══ Data for this task
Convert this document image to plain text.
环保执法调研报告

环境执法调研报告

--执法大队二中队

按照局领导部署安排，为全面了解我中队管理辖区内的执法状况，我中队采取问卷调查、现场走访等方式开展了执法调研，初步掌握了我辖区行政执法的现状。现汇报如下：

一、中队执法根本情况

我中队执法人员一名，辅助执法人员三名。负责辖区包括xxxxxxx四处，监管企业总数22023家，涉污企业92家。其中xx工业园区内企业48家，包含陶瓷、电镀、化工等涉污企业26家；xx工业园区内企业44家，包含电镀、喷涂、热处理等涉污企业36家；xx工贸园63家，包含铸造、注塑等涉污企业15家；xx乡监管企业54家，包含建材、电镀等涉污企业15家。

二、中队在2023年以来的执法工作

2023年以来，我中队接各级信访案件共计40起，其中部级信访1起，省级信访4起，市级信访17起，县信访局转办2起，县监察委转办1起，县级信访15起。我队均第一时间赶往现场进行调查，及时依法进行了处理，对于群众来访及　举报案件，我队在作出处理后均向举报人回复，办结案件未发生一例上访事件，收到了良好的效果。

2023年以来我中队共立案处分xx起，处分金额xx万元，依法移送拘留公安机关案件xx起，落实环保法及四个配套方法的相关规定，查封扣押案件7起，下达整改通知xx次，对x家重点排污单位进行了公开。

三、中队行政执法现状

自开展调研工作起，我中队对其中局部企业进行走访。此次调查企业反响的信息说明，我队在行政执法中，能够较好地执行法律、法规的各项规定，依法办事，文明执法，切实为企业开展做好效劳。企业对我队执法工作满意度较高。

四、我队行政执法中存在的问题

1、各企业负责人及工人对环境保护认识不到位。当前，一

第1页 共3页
════
> **Requirement**:
Reproduce the data in full, exactly as presented.

> **Solution to the exercise**:
Convert this document image to plain text.
环保执法调研报告

环境执法调研报告

--执法大队二中队

按照局领导部署安排，为全面了解我中队管理辖区内的执法状况，我中队采取问卷调查、现场走访等方式开展了执法调研，初步掌握了我辖区行政执法的现状。现汇报如下：

一、中队执法根本情况

我中队执法人员一名，辅助执法人员三名。负责辖区包括xxxxxxx四处，监管企业总数22023家，涉污企业92家。其中xx工业园区内企业48家，包含陶瓷、电镀、化工等涉污企业26家；xx工业园区内企业44家，包含电镀、喷涂、热处理等涉污企业36家；xx工贸园63家，包含铸造、注塑等涉污企业15家；xx乡监管企业54家，包含建材、电镀等涉污企业15家。

二、中队在2023年以来的执法工作

2023年以来，我中队接各级信访案件共计40起，其中部级信访1起，省级信访4起，市级信访17起，县信访局转办2起，县监察委转办1起，县级信访15起。我队均第一时间赶往现场进行调查，及时依法进行了处理，对于群众来访及　举报案件，我队在作出处理后均向举报人回复，办结案件未发生一例上访事件，收到了良好的效果。

2023年以来我中队共立案处分xx起，处分金额xx万元，依法移送拘留公安机关案件xx起，落实环保法及四个配套方法的相关规定，查封扣押案件7起，下达整改通知xx次，对x家重点排污单位进行了公开。

三、中队行政执法现状

自开展调研工作起，我中队对其中局部企业进行走访。此次调查企业反响的信息说明，我队在行政执法中，能够较好地执行法律、法规的各项规定，依法办事，文明执法，切实为企业开展做好效劳。企业对我队执法工作满意度较高。

四、我队行政执法中存在的问题

1、各企业负责人及工人对环境保护认识不到位。当前，一

第1页 共3页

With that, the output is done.